Instructions to follow:
Every entry here needs to be repeated exactly.

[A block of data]
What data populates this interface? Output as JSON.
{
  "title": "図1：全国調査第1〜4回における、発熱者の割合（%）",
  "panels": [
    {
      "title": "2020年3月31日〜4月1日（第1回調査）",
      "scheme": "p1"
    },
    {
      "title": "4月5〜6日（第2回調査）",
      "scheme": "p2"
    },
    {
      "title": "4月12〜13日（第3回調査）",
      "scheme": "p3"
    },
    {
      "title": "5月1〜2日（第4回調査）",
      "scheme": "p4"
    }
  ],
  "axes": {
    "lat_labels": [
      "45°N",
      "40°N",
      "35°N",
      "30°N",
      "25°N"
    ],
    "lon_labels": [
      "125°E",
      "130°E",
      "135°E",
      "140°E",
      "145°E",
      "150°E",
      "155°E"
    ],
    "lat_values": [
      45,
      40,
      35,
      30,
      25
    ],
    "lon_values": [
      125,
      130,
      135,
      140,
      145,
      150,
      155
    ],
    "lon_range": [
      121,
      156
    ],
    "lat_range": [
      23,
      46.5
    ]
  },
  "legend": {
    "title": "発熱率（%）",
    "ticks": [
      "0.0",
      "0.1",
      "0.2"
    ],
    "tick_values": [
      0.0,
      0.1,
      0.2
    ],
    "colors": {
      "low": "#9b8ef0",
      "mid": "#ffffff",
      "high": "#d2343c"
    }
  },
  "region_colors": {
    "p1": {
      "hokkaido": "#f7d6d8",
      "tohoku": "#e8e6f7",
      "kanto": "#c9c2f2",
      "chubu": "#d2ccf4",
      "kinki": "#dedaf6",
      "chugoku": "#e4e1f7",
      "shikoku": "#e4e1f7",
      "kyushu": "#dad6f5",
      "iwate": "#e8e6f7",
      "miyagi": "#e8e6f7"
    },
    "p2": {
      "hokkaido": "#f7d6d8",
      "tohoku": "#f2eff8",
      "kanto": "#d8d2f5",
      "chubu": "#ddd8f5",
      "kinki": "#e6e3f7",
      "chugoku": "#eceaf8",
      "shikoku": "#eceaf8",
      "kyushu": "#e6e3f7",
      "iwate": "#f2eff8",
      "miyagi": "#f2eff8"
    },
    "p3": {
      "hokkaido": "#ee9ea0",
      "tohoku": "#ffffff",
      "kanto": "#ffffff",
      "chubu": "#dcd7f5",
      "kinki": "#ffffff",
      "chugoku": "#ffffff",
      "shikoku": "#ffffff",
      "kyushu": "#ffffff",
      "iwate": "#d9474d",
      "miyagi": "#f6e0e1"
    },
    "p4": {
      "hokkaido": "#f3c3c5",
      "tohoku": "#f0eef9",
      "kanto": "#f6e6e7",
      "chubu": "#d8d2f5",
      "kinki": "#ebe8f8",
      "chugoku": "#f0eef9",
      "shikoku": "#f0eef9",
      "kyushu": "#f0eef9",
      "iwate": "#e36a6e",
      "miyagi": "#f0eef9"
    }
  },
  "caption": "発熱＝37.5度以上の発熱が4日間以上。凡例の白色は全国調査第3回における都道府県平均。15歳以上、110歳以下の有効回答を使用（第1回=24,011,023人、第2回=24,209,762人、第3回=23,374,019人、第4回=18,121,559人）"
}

Solution to this problem:
What data populates this interface? Output as JSON.
{
  "title": "図1：全国調査第1〜4回における、発熱者の割合（%）",
  "panels": [
    {
      "title": "2020年3月31日〜4月1日（第1回調査）",
      "scheme": "p1"
    },
    {
      "title": "4月5〜6日（第2回調査）",
      "scheme": "p2"
    },
    {
      "title": "4月12〜13日（第3回調査）",
      "scheme": "p3"
    },
    {
      "title": "5月1〜2日（第4回調査）",
      "scheme": "p4"
    }
  ],
  "axes": {
    "lat_labels": [
      "45°N",
      "40°N",
      "35°N",
      "30°N",
      "25°N"
    ],
    "lon_labels": [
      "125°E",
      "130°E",
      "135°E",
      "140°E",
      "145°E",
      "150°E",
      "155°E"
    ],
    "lat_values": [
      45,
      40,
      35,
      30,
      25
    ],
    "lon_values": [
      125,
      130,
      135,
      140,
      145,
      150,
      155
    ],
    "lon_range": [
      121,
      156
    ],
    "lat_range": [
      23,
      46.5
    ]
  },
  "legend": {
    "title": "発熱率（%）",
    "ticks": [
      "0.0",
      "0.1",
      "0.2"
    ],
    "tick_values": [
      0.0,
      0.1,
      0.2
    ],
    "colors": {
      "low": "#9b8ef0",
      "mid": "#ffffff",
      "high": "#d2343c"
    }
  },
  "region_colors": {
    "p1": {
      "hokkaido": "#f7d6d8",
      "tohoku": "#e8e6f7",
      "kanto": "#c9c2f2",
      "chubu": "#d2ccf4",
      "kinki": "#dedaf6",
      "chugoku": "#e4e1f7",
      "shikoku": "#e4e1f7",
      "kyushu": "#dad6f5",
      "iwate": "#e8e6f7",
      "miyagi": "#e8e6f7"
    },
    "p2": {
      "hokkaido": "#f7d6d8",
      "tohoku": "#f2eff8",
      "kanto": "#d8d2f5",
      "chubu": "#ddd8f5",
      "kinki": "#e6e3f7",
      "chugoku": "#eceaf8",
      "shikoku": "#eceaf8",
      "kyushu": "#e6e3f7",
      "iwate": "#f2eff8",
      "miyagi": "#f2eff8"
    },
    "p3": {
      "hokkaido": "#ee9ea0",
      "tohoku": "#ffffff",
      "kanto": "#ffffff",
      "chubu": "#dcd7f5",
      "kinki": "#ffffff",
      "chugoku": "#ffffff",
      "shikoku": "#ffffff",
      "kyushu": "#ffffff",
      "iwate": "#d9474d",
      "miyagi": "#f6e0e1"
    },
    "p4": {
      "hokkaido": "#f3c3c5",
      "tohoku": "#f0eef9",
      "kanto": "#f6e6e7",
      "chubu": "#d8d2f5",
      "kinki": "#ebe8f8",
      "chugoku": "#f0eef9",
      "shikoku": "#f0eef9",
      "kyushu": "#f0eef9",
      "iwate": "#e36a6e",
      "miyagi": "#f0eef9"
    }
  },
  "caption": "発熱＝37.5度以上の発熱が4日間以上。凡例の白色は全国調査第3回における都道府県平均。15歳以上、110歳以下の有効回答を使用（第1回=24,011,023人、第2回=24,209,762人、第3回=23,374,019人、第4回=18,121,559人）"
}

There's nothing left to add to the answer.